··· SOURCE PASSAGE ···
All year long on Marvel.com, we’re celebrating Marvel’s 75th anniversary, and to fully appreciate the scope of that history, you need to go back to where it all began.
In 1939, Timely Comics entered the Golden Age of comics with MARVEL COMICS #1, debuting the Sub-Mariner and original Human Torch among other soon-to-be-stars and others who would be quickly forgotten. Over the next decade-plus, what would later become the Marvel Universe expanded with dozens of characters making their mark or falling by the wayside.
This week, we count down our top 10 Marvel characters to debut during the Golden Age. Have your own thoughts? Let us know on Twitter using the hash tag #Marvel75!
··· EXTRACTED ENTRIES ···
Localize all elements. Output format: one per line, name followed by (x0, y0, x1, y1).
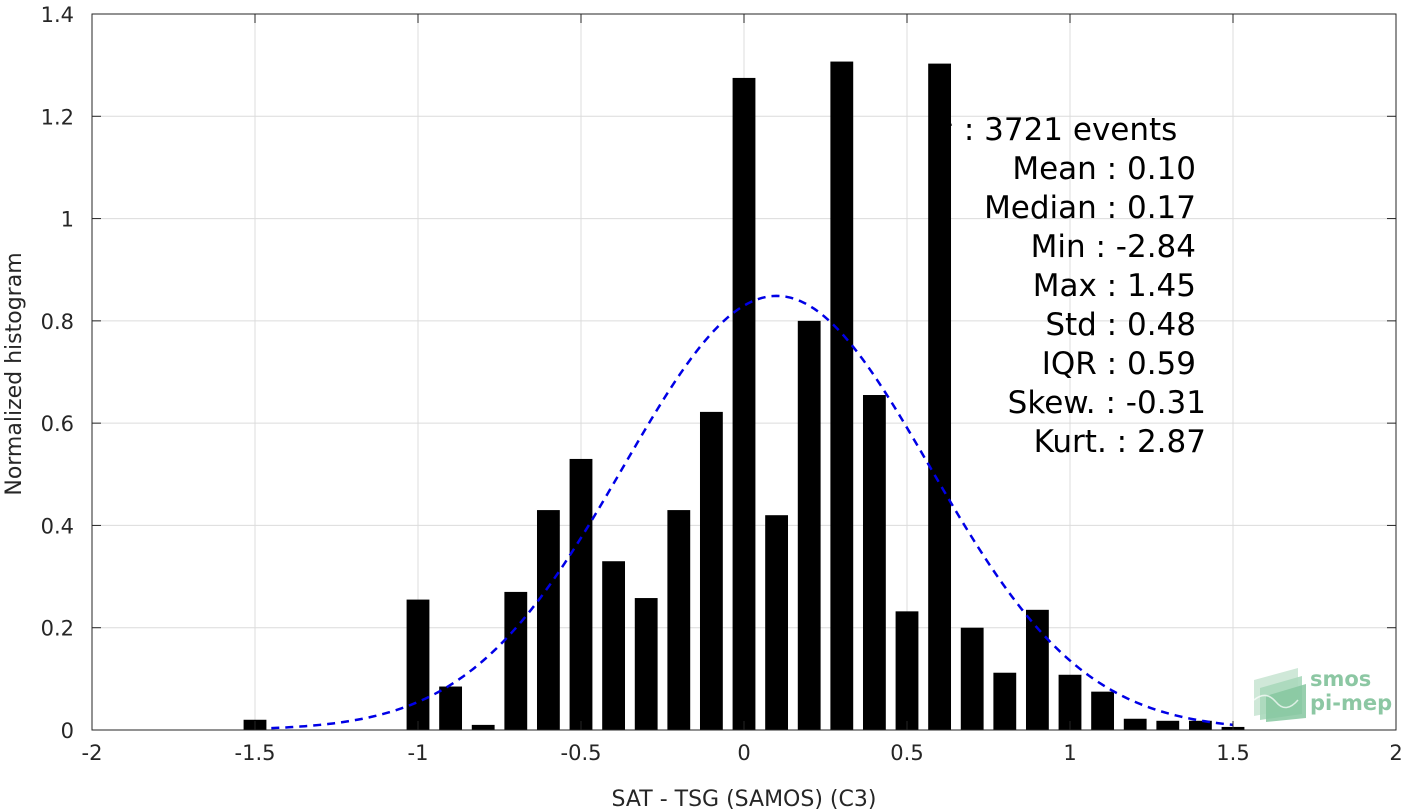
histogram-bar (1091, 691, 1115, 730)
histogram-bar (732, 77, 756, 730)
histogram-bar (667, 510, 691, 730)
histogram-bar (699, 411, 723, 730)
histogram-bar (1156, 720, 1180, 730)
histogram-bar (928, 63, 952, 730)
x-tick-label: -2 (82, 741, 103, 765)
x-tick-label: -1 (408, 741, 429, 765)
x-tick-label: 1 (1063, 741, 1076, 765)
histogram-bar (830, 61, 854, 730)
histogram-bar (895, 611, 919, 730)
histogram-bar (602, 561, 626, 730)
stat-line: Median : 0.17 (984, 190, 1196, 226)
smos-pi-mep-logo: smos pi-mep (1253, 667, 1392, 722)
histogram-bar (504, 591, 528, 730)
x-tick-label: 2 (1389, 741, 1402, 765)
y-tick-labels: 0 0.2 0.4 0.6 0.8 1 1.2 1.4 (41, 3, 74, 743)
logo-text-smos: smos (1310, 667, 1371, 691)
x-tick-label: -1.5 (235, 741, 276, 765)
stat-line: Skew. : -0.31 (1008, 385, 1206, 421)
axis-ticks (91, 13, 1397, 731)
stat-line: # : 3721 events (928, 112, 1177, 148)
y-tick-label: 0.2 (41, 617, 74, 641)
x-tick-label: 1.5 (1216, 741, 1249, 765)
histogram-bar (634, 598, 658, 730)
histogram-bar (1058, 674, 1082, 730)
x-axis-label: SAT - TSG (SAMOS) (C3) (612, 787, 877, 811)
y-tick-label: 1.2 (41, 105, 74, 129)
stat-line: IQR : 0.59 (1042, 346, 1196, 382)
normal-fit-curve (271, 294, 1234, 730)
histogram-bar (797, 320, 821, 730)
y-tick-label: 0.6 (41, 412, 74, 436)
histogram-bar (1025, 609, 1049, 730)
x-tick-label: 0 (737, 741, 750, 765)
y-tick-label: 1.4 (41, 3, 74, 27)
histogram-bar (993, 672, 1017, 730)
histogram-bar (1123, 718, 1147, 730)
histogram-bar (471, 724, 495, 730)
histogram-bar (569, 458, 593, 730)
histogram-bar (960, 627, 984, 730)
x-tick-labels: -2 -1.5 -1 -0.5 0 0.5 1 1.5 2 (82, 741, 1403, 765)
histogram-bar (406, 599, 430, 730)
y-tick-label: 0.8 (41, 310, 74, 334)
stat-line: Std : 0.48 (1045, 307, 1196, 343)
stat-line: Kurt. : 2.87 (1034, 424, 1206, 460)
x-tick-label: -0.5 (561, 741, 602, 765)
y-tick-label: 0.4 (41, 514, 74, 538)
y-tick-label: 1 (61, 208, 74, 232)
histogram-bar (862, 395, 886, 730)
histogram-bar (439, 686, 463, 730)
histogram-bar (1188, 720, 1212, 730)
logo-text-pi-mep: pi-mep (1310, 691, 1392, 715)
histogram-bar (765, 515, 789, 730)
y-axis-label: Normalized histogram (2, 252, 27, 495)
stat-line: Mean : 0.10 (1012, 151, 1196, 187)
stat-line: Min : -2.84 (1031, 229, 1196, 265)
histogram-bars (243, 61, 1245, 730)
histogram-bar (536, 510, 560, 730)
x-tick-label: 0.5 (890, 741, 923, 765)
logo-waves-icon (1253, 668, 1306, 722)
stat-line: Max : 1.45 (1033, 268, 1196, 304)
y-tick-label: 0 (61, 719, 74, 743)
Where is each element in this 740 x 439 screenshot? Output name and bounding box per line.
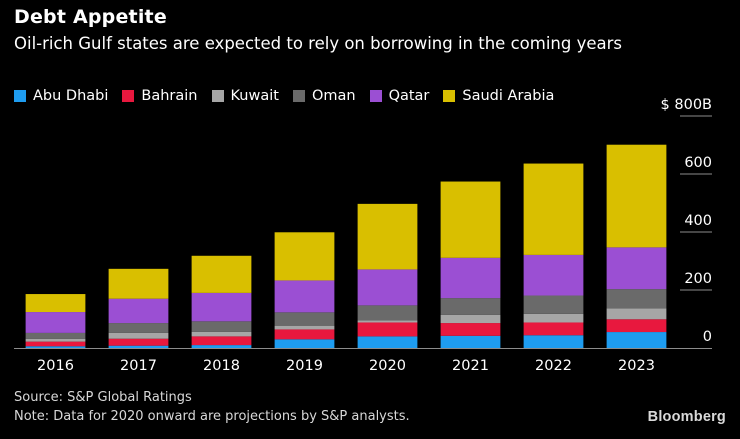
chart-legend: Abu Dhabi Bahrain Kuwait Oman Qatar Saud… [14, 88, 568, 104]
bar-segment-kuwait-2022 [523, 313, 584, 323]
bar-segment-saudi-arabia-2019 [274, 232, 335, 281]
bar-segment-saudi-arabia-2023 [606, 144, 667, 248]
bar-segment-abu-dhabi-2022 [523, 335, 584, 348]
bar-segment-qatar-2018 [191, 292, 252, 322]
bar-segment-oman-2017 [108, 323, 169, 333]
bar-segment-saudi-arabia-2022 [523, 163, 584, 255]
bar-segment-abu-dhabi-2017 [108, 345, 169, 348]
y-tick-label-0: 0 [703, 329, 712, 345]
y-tick-label-800: $ 800B [661, 97, 712, 113]
bar-segment-kuwait-2023 [606, 308, 667, 320]
bar-segment-bahrain-2019 [274, 329, 335, 340]
x-tick-label-2023: 2023 [618, 358, 655, 374]
bar-segment-saudi-arabia-2017 [108, 268, 169, 299]
bar-segment-oman-2019 [274, 312, 335, 326]
legend-label-oman: Oman [311, 88, 356, 104]
legend-label-kuwait: Kuwait [230, 88, 279, 104]
bar-segment-qatar-2020 [357, 269, 418, 306]
bar-segment-saudi-arabia-2021 [440, 181, 501, 258]
y-tick-label-200: 200 [684, 271, 712, 287]
legend-item-kuwait: Kuwait [211, 88, 279, 104]
bar-segment-abu-dhabi-2019 [274, 339, 335, 348]
legend-label-abu-dhabi: Abu Dhabi [33, 88, 109, 104]
bar-segment-kuwait-2017 [108, 332, 169, 339]
bar-segment-kuwait-2021 [440, 314, 501, 324]
x-tick-label-2021: 2021 [452, 358, 489, 374]
legend-swatch-oman [292, 90, 305, 102]
chart-subtitle: Oil-rich Gulf states are expected to rel… [14, 34, 622, 53]
bar-segment-oman-2021 [440, 298, 501, 315]
legend-label-qatar: Qatar [388, 88, 430, 104]
x-tick-label-2017: 2017 [120, 358, 157, 374]
bar-segment-qatar-2023 [606, 247, 667, 290]
bar-segment-oman-2016 [25, 332, 86, 339]
chart-title: Debt Appetite [14, 6, 167, 28]
bar-segment-kuwait-2020 [357, 320, 418, 323]
bar-segment-saudi-arabia-2018 [191, 255, 252, 293]
bar-segment-abu-dhabi-2018 [191, 345, 252, 348]
x-tick-label-2020: 2020 [369, 358, 406, 374]
legend-swatch-saudi-arabia [443, 90, 456, 102]
bar-segment-qatar-2021 [440, 257, 501, 299]
bar-segment-qatar-2022 [523, 254, 584, 296]
legend-swatch-bahrain [122, 90, 135, 102]
bar-segment-kuwait-2016 [25, 338, 86, 342]
bar-segment-abu-dhabi-2023 [606, 332, 667, 348]
bar-segment-oman-2018 [191, 321, 252, 332]
legend-label-saudi-arabia: Saudi Arabia [462, 88, 555, 104]
legend-item-saudi-arabia: Saudi Arabia [443, 88, 554, 104]
bar-segment-qatar-2019 [274, 280, 335, 313]
bar-segment-kuwait-2018 [191, 331, 252, 337]
legend-label-bahrain: Bahrain [141, 88, 198, 104]
legend-swatch-kuwait [211, 90, 224, 102]
bar-segment-bahrain-2022 [523, 322, 584, 336]
y-tick-label-600: 600 [684, 155, 712, 171]
bloomberg-logo: Bloomberg [647, 409, 726, 425]
bar-segment-bahrain-2021 [440, 323, 501, 336]
bar-segment-qatar-2016 [25, 312, 86, 333]
source-note: Source: S&P Global Ratings [14, 390, 192, 405]
bar-segment-oman-2023 [606, 289, 667, 309]
bar-segment-bahrain-2017 [108, 338, 169, 346]
bar-segment-saudi-arabia-2016 [25, 294, 86, 313]
legend-item-abu-dhabi: Abu Dhabi [14, 88, 108, 104]
x-tick-label-2016: 2016 [37, 358, 74, 374]
bar-segment-oman-2020 [357, 305, 418, 321]
x-tick-label-2019: 2019 [286, 358, 323, 374]
bar-segment-abu-dhabi-2021 [440, 335, 501, 348]
bar-segment-bahrain-2023 [606, 319, 667, 333]
bar-segment-bahrain-2018 [191, 336, 252, 346]
bar-segment-abu-dhabi-2020 [357, 336, 418, 348]
bar-segment-saudi-arabia-2020 [357, 203, 418, 270]
legend-item-bahrain: Bahrain [122, 88, 198, 104]
bar-segment-oman-2022 [523, 295, 584, 314]
legend-swatch-qatar [369, 90, 382, 102]
legend-item-oman: Oman [292, 88, 356, 104]
bar-segment-qatar-2017 [108, 298, 169, 324]
x-tick-label-2018: 2018 [203, 358, 240, 374]
bar-segment-bahrain-2016 [25, 341, 86, 347]
legend-swatch-abu-dhabi [14, 90, 26, 102]
bar-segment-kuwait-2019 [274, 325, 335, 330]
bar-segment-abu-dhabi-2016 [25, 346, 86, 348]
projection-note: Note: Data for 2020 onward are projectio… [14, 409, 410, 424]
x-tick-label-2022: 2022 [535, 358, 572, 374]
legend-item-qatar: Qatar [369, 88, 430, 104]
y-tick-label-400: 400 [684, 213, 712, 229]
bar-segment-bahrain-2020 [357, 322, 418, 337]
···
OBJECTIVE:
In the Marvel anniversary passage, which 1939 comic debuted the Sub-Mariner and the original Human Torch?

SOLUTION BELOW:
MARVEL COMICS #1, published by Timely Comics.